* start Records for this exercise *

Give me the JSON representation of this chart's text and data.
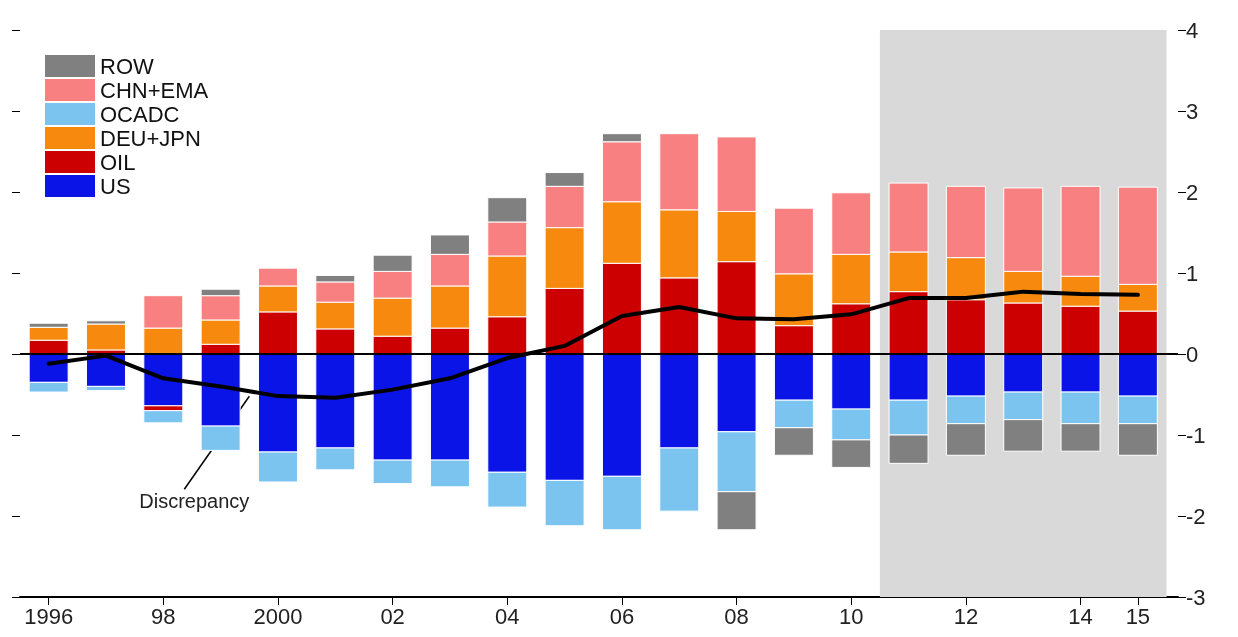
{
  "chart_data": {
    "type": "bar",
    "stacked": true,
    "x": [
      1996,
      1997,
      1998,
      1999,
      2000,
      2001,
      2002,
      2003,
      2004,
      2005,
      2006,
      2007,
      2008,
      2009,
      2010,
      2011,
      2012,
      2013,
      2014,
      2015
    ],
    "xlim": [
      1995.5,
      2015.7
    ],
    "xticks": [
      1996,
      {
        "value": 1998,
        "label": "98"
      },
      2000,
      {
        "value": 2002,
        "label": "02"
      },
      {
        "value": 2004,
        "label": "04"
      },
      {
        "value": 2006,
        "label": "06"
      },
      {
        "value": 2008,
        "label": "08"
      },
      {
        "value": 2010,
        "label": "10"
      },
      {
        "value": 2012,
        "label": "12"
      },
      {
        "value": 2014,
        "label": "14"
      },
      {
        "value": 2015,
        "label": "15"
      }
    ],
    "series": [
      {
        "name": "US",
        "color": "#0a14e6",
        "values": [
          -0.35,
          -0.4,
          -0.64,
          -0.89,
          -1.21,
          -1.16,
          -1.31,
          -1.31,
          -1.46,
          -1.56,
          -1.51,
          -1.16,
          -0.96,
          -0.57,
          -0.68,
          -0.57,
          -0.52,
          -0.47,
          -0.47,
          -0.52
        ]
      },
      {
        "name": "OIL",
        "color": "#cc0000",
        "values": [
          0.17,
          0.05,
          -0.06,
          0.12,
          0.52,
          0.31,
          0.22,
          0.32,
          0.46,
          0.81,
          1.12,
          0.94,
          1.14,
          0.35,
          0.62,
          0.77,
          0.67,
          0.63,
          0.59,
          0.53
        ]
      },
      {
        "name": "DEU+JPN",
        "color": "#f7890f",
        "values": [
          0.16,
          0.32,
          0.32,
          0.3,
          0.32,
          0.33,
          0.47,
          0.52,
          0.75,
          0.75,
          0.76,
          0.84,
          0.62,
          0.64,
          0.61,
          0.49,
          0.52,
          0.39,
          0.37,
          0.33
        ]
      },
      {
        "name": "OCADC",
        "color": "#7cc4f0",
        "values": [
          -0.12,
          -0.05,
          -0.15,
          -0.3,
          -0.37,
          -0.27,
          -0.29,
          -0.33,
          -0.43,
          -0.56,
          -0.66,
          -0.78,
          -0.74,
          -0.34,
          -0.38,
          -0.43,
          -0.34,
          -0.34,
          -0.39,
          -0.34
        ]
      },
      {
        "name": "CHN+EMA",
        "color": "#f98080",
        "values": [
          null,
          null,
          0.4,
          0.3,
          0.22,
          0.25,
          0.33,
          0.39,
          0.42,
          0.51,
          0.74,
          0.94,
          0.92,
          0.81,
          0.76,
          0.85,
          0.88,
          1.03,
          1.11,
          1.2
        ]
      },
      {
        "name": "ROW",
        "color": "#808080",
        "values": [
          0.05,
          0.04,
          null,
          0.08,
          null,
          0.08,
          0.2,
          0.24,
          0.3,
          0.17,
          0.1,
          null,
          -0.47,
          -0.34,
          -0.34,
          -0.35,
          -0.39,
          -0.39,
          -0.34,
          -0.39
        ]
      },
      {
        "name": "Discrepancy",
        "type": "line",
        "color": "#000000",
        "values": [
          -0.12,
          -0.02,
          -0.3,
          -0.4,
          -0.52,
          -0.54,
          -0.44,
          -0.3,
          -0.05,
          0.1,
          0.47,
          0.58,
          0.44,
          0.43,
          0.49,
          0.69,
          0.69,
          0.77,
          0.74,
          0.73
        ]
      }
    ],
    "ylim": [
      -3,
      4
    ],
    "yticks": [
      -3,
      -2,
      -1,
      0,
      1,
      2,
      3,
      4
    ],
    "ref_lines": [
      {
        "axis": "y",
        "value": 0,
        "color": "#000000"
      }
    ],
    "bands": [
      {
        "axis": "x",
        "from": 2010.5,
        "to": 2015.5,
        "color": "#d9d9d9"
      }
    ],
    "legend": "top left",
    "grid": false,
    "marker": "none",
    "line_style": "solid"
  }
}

* end Records for this exercise *

Tally the lines in the records above that contain the word "name", and give only that number.

7